BEGIN

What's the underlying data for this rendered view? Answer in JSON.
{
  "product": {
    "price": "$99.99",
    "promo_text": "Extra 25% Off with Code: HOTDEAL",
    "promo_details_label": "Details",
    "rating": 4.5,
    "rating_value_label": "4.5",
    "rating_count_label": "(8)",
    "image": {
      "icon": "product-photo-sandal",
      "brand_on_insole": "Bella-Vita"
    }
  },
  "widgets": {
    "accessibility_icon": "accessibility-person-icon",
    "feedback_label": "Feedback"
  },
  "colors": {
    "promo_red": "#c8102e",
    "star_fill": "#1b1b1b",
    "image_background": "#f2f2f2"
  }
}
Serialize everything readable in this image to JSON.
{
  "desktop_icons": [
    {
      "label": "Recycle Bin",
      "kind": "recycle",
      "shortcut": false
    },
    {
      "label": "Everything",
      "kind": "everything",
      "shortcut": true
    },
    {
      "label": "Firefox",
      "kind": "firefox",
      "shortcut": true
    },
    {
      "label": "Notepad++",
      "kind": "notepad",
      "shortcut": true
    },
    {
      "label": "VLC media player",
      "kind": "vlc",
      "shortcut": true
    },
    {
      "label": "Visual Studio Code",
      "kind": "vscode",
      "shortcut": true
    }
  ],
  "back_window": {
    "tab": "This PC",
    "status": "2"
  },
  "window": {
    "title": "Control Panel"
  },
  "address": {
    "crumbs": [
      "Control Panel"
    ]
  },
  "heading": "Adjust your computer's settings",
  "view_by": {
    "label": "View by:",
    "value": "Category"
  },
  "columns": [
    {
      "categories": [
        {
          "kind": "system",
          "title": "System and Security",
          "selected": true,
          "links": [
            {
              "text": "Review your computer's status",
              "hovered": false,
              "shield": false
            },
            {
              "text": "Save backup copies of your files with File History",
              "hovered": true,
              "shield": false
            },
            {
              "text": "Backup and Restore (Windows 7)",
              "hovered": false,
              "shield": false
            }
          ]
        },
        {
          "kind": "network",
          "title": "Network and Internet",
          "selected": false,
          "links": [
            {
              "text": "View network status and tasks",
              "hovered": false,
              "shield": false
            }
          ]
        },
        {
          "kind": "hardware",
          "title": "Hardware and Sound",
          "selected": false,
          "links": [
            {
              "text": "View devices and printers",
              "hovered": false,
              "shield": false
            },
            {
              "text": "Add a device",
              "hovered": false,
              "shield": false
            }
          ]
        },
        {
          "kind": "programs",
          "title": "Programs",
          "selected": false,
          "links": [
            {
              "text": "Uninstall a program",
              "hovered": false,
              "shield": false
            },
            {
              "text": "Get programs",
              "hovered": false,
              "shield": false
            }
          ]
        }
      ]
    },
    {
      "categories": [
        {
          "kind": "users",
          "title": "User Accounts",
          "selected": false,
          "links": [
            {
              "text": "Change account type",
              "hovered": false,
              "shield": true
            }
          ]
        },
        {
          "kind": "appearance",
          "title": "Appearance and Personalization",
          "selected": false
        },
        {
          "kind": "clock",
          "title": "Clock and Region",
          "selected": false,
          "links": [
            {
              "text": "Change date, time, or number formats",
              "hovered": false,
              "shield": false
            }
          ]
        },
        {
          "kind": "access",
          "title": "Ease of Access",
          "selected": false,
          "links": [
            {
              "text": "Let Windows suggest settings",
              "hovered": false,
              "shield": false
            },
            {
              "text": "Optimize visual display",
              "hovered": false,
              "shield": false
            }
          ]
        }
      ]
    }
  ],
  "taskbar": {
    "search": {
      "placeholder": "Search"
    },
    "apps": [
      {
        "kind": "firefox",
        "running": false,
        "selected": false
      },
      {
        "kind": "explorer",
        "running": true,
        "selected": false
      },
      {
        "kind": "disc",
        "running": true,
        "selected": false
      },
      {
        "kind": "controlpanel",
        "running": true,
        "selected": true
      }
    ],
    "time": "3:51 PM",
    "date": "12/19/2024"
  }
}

END

Collect every line above that contains the word "Windows".

              "text": "Backup and Restore (Windows 7)",
              "text": "Let Windows suggest settings",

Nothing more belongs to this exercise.